• _Data excerpts_
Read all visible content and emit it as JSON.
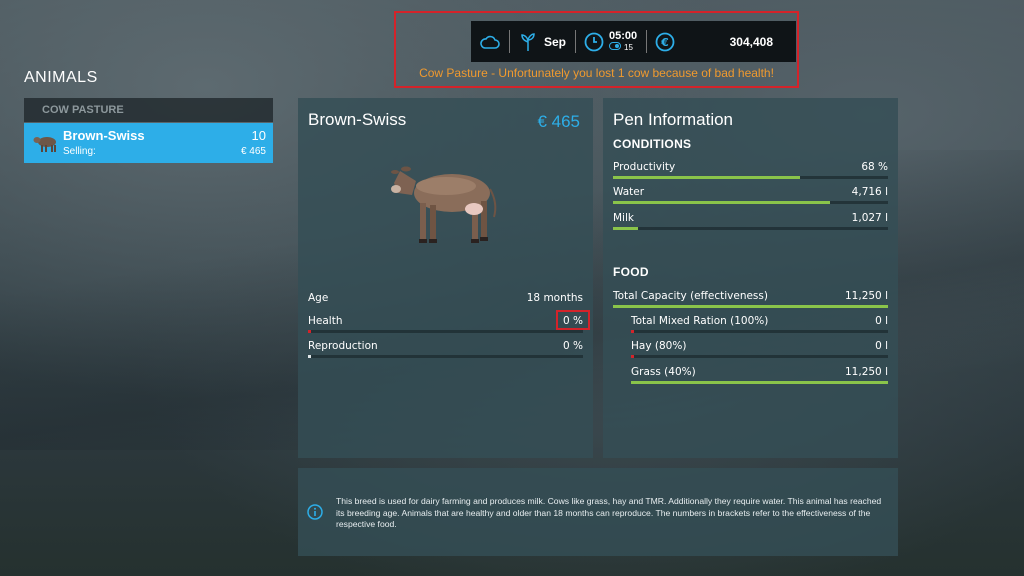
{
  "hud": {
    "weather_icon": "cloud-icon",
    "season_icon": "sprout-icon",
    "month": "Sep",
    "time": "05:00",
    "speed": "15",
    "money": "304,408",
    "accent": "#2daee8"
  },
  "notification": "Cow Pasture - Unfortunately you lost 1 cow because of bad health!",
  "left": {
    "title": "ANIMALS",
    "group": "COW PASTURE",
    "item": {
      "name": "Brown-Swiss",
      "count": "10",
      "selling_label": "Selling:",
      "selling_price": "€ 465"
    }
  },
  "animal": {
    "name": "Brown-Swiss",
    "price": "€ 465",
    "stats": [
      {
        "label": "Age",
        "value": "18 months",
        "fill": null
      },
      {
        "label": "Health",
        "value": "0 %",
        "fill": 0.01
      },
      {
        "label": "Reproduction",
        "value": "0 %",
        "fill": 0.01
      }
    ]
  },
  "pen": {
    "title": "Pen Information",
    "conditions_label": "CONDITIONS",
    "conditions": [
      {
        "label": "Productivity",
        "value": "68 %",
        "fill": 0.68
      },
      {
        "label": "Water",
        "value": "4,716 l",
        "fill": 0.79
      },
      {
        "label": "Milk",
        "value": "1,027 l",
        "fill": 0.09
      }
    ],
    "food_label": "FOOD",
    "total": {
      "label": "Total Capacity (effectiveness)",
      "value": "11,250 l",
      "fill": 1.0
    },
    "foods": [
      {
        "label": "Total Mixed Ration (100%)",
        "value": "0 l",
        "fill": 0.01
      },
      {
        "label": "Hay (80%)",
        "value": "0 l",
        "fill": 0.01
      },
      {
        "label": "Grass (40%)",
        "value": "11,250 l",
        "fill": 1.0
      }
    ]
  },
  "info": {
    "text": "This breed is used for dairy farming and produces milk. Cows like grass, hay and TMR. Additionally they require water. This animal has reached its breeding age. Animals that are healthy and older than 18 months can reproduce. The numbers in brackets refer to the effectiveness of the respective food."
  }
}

--

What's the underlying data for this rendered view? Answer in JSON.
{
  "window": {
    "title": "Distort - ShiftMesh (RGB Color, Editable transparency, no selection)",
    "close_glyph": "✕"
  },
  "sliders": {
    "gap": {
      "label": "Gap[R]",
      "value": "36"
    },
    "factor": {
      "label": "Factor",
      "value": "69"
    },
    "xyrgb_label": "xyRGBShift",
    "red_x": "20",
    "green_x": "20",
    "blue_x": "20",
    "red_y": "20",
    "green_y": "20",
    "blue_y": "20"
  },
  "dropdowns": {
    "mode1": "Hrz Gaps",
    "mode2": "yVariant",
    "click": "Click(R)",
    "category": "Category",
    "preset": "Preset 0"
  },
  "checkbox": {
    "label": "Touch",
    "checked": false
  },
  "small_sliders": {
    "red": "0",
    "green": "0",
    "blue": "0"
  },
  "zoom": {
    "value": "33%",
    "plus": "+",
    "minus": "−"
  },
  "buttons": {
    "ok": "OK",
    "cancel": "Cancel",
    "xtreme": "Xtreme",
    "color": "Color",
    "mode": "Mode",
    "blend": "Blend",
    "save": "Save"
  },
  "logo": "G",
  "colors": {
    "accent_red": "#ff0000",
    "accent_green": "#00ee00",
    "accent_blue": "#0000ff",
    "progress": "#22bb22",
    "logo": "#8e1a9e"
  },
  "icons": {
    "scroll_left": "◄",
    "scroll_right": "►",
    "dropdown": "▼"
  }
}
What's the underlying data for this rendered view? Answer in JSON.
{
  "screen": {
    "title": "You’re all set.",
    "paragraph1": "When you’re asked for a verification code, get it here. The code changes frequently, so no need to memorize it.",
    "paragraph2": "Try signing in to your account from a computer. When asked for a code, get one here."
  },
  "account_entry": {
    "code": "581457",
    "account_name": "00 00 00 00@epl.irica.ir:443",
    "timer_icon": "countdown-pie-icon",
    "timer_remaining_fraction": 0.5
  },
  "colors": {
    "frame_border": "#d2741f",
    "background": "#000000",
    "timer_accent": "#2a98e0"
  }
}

--

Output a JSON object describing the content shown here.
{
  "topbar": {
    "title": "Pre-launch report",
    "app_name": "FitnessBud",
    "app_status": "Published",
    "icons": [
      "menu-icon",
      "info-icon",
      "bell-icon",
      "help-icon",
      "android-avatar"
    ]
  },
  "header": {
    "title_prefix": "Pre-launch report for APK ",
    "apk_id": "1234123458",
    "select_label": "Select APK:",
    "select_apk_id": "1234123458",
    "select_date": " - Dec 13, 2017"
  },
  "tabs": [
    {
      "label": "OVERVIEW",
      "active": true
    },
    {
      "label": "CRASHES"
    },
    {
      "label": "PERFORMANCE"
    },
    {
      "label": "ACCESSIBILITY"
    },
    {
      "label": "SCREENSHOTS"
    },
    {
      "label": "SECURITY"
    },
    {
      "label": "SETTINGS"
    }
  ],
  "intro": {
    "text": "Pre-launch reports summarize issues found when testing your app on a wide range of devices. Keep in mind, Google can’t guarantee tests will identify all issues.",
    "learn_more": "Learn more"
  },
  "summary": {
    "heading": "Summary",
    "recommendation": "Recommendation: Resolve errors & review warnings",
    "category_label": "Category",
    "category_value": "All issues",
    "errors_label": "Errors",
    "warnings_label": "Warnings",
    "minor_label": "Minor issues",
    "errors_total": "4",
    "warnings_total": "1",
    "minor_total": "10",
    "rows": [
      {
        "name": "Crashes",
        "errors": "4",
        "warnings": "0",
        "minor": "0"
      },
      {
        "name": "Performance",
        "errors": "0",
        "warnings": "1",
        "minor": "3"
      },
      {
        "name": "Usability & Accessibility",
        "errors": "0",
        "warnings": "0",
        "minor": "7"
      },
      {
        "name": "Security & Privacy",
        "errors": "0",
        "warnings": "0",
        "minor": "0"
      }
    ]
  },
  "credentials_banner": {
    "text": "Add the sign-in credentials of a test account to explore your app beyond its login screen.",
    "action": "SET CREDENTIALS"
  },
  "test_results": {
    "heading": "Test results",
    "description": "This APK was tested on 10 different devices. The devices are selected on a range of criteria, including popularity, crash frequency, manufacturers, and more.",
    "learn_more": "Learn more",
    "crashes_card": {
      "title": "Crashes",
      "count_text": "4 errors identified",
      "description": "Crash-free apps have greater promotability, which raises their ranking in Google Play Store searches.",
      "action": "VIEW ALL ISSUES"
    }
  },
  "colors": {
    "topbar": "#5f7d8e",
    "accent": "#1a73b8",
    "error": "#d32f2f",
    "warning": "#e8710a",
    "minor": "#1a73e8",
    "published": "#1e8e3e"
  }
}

• _WRITTEN REQUEST_
Scan the material above. Copy each line where "effectiveness" occurs.

• _SOLUTION TO THE EXERCISE_
      "label": "Total Capacity (effectiveness)",
    "text": "This breed is used for dairy farming and produces milk. Cows like grass, hay and TMR. Additionally they require water. This animal has reached its breeding age. Animals that are healthy and older than 18 months can reproduce. The numbers in brackets refer to the effectiveness of the respective food."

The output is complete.